__Task goal__.
Compute how many lines in the entries below contain "Temperature", and output nothing but the number.

__Data shown__.

-=-=-

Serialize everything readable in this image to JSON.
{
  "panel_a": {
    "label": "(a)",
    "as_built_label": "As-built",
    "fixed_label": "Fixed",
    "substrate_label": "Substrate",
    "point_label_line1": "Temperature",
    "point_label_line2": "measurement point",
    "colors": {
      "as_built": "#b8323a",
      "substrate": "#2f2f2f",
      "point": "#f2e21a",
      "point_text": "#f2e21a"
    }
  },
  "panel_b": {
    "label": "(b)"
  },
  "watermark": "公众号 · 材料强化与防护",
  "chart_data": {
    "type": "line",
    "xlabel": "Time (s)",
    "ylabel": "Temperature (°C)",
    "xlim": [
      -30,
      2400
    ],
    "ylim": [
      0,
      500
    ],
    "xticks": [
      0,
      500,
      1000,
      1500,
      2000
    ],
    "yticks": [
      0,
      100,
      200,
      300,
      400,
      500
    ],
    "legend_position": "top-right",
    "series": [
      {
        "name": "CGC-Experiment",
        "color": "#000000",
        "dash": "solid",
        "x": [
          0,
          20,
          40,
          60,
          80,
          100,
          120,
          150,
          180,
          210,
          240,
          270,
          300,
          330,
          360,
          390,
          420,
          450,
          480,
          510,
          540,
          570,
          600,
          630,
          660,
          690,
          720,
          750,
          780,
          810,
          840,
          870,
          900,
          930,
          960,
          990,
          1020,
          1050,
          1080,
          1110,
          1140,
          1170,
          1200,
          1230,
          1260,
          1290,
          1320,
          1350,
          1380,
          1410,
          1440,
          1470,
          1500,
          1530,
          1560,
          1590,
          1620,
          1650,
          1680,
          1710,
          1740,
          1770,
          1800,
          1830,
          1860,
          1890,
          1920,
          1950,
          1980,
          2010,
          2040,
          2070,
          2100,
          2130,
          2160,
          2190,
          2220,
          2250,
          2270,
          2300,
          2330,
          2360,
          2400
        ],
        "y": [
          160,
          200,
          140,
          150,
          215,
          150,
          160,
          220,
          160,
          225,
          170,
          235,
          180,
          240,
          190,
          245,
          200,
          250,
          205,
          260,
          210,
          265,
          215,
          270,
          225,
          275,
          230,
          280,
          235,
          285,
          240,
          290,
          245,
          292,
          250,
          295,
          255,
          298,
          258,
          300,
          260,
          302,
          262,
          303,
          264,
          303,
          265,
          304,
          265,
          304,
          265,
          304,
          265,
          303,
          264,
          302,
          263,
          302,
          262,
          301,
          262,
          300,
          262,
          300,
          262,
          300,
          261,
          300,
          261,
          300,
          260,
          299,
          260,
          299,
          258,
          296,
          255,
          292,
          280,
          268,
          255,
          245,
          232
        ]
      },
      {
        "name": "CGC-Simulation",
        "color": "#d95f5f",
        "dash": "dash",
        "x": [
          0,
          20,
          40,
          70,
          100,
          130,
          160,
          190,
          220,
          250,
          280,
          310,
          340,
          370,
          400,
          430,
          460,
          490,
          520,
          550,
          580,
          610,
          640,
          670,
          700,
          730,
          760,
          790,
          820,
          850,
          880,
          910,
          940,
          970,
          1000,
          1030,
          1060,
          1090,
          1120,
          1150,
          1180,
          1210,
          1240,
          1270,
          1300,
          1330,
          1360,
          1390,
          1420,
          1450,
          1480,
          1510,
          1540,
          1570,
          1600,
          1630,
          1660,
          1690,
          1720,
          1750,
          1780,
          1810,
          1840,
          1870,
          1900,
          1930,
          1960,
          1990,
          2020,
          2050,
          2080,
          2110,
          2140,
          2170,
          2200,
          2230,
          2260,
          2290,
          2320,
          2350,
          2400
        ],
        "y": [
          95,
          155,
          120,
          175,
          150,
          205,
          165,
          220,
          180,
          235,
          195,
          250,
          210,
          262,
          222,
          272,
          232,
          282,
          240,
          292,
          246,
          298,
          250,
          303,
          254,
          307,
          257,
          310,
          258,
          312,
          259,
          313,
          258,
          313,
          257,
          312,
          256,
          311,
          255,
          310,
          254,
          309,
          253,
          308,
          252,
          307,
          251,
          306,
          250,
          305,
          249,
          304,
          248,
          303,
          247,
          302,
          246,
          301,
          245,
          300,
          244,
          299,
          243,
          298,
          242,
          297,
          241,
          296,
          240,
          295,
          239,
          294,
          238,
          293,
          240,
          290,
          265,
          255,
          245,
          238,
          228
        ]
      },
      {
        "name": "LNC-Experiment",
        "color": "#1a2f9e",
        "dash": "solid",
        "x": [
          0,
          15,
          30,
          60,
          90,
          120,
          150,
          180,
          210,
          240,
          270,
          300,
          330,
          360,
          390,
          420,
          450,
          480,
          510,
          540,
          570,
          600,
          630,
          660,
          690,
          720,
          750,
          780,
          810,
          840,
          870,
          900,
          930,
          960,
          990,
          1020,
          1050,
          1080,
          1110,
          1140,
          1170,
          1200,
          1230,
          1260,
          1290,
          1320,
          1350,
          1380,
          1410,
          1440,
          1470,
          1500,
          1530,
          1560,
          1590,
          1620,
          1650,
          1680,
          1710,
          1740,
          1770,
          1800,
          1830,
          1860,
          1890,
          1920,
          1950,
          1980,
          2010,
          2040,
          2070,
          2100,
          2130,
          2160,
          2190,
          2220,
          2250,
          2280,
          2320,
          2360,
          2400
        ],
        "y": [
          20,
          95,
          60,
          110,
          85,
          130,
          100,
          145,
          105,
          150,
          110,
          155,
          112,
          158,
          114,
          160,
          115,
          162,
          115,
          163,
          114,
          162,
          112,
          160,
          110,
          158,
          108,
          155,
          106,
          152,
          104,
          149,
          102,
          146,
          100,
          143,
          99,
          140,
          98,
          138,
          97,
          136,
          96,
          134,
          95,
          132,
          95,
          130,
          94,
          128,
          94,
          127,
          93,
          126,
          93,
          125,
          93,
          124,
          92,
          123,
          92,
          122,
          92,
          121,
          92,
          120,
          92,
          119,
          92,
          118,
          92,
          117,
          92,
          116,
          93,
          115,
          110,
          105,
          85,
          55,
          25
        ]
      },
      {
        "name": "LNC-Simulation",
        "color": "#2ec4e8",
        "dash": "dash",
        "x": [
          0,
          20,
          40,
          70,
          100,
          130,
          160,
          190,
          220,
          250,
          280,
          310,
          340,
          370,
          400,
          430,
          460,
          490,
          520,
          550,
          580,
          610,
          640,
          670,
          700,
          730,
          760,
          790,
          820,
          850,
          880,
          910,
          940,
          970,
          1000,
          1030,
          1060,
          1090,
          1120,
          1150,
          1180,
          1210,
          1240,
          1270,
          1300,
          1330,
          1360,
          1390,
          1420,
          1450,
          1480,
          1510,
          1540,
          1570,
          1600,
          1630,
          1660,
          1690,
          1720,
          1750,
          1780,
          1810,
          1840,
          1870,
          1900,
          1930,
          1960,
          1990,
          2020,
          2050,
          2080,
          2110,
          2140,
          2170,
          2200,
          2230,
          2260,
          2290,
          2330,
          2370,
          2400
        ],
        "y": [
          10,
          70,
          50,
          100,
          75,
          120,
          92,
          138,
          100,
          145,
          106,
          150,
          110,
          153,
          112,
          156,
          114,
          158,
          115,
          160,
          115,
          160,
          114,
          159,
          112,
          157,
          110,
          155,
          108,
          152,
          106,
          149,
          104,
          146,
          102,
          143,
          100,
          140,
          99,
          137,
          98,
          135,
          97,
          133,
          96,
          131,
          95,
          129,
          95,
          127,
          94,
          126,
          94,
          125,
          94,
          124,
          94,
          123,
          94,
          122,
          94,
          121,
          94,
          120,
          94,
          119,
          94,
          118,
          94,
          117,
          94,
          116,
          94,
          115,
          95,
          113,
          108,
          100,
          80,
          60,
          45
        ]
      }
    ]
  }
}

-=-=-

__Full solution__.
2